All records are to be retyped faithfully and completely.

Extracted records

□ □ □

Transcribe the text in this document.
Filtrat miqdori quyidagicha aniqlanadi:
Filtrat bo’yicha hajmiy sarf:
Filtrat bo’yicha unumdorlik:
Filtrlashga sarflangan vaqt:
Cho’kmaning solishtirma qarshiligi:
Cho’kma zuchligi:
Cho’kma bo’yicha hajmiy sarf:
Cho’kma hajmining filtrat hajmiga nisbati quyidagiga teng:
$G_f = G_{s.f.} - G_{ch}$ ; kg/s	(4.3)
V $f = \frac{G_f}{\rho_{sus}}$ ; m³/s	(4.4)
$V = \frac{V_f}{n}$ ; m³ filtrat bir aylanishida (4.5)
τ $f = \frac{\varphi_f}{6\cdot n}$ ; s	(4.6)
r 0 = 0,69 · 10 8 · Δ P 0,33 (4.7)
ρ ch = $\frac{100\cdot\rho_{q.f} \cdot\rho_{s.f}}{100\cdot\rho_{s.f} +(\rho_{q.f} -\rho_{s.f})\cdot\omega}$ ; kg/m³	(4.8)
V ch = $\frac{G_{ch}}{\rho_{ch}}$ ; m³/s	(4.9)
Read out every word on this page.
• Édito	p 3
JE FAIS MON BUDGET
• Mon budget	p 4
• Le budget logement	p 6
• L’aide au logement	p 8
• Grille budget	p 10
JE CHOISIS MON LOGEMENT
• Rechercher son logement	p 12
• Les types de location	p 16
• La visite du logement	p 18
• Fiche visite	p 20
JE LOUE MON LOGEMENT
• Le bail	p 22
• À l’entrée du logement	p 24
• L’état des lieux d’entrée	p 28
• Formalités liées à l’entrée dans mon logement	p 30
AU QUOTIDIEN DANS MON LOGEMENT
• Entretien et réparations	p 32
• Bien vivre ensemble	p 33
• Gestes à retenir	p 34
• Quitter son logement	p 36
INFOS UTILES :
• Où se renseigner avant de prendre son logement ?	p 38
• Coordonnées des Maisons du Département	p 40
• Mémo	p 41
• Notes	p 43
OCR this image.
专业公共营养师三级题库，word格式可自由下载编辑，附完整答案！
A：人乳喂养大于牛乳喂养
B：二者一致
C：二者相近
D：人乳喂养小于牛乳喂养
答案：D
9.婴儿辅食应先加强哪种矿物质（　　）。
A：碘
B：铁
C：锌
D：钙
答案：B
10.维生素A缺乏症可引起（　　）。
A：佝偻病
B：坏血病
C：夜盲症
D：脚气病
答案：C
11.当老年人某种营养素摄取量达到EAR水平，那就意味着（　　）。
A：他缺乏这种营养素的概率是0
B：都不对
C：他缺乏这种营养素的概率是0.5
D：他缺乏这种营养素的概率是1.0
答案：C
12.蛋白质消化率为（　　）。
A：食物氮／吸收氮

□ □ □

§ RESPONSE TO THIS TASK:
Transcribe the text in this document.
Filtrat miqdori quyidagicha aniqlanadi:
Filtrat bo’yicha hajmiy sarf:
Filtrat bo’yicha unumdorlik:
Filtrlashga sarflangan vaqt:
Cho’kmaning solishtirma qarshiligi:
Cho’kma zuchligi:
Cho’kma bo’yicha hajmiy sarf:
Cho’kma hajmining filtrat hajmiga nisbati quyidagiga teng:
$G_f = G_{s.f.} - G_{ch}$ ; kg/s	(4.3)
V $f = \frac{G_f}{\rho_{sus}}$ ; m³/s	(4.4)
$V = \frac{V_f}{n}$ ; m³ filtrat bir aylanishida (4.5)
τ $f = \frac{\varphi_f}{6\cdot n}$ ; s	(4.6)
r 0 = 0,69 · 10 8 · Δ P 0,33 (4.7)
ρ ch = $\frac{100\cdot\rho_{q.f} \cdot\rho_{s.f}}{100\cdot\rho_{s.f} +(\rho_{q.f} -\rho_{s.f})\cdot\omega}$ ; kg/m³	(4.8)
V ch = $\frac{G_{ch}}{\rho_{ch}}$ ; m³/s	(4.9)
Read out every word on this page.
• Édito	p 3
JE FAIS MON BUDGET
• Mon budget	p 4
• Le budget logement	p 6
• L’aide au logement	p 8
• Grille budget	p 10
JE CHOISIS MON LOGEMENT
• Rechercher son logement	p 12
• Les types de location	p 16
• La visite du logement	p 18
• Fiche visite	p 20
JE LOUE MON LOGEMENT
• Le bail	p 22
• À l’entrée du logement	p 24
• L’état des lieux d’entrée	p 28
• Formalités liées à l’entrée dans mon logement	p 30
AU QUOTIDIEN DANS MON LOGEMENT
• Entretien et réparations	p 32
• Bien vivre ensemble	p 33
• Gestes à retenir	p 34
• Quitter son logement	p 36
INFOS UTILES :
• Où se renseigner avant de prendre son logement ?	p 38
• Coordonnées des Maisons du Département	p 40
• Mémo	p 41
• Notes	p 43
OCR this image.
专业公共营养师三级题库，word格式可自由下载编辑，附完整答案！
A：人乳喂养大于牛乳喂养
B：二者一致
C：二者相近
D：人乳喂养小于牛乳喂养
答案：D
9.婴儿辅食应先加强哪种矿物质（　　）。
A：碘
B：铁
C：锌
D：钙
答案：B
10.维生素A缺乏症可引起（　　）。
A：佝偻病
B：坏血病
C：夜盲症
D：脚气病
答案：C
11.当老年人某种营养素摄取量达到EAR水平，那就意味着（　　）。
A：他缺乏这种营养素的概率是0
B：都不对
C：他缺乏这种营养素的概率是0.5
D：他缺乏这种营养素的概率是1.0
答案：C
12.蛋白质消化率为（　　）。
A：食物氮／吸收氮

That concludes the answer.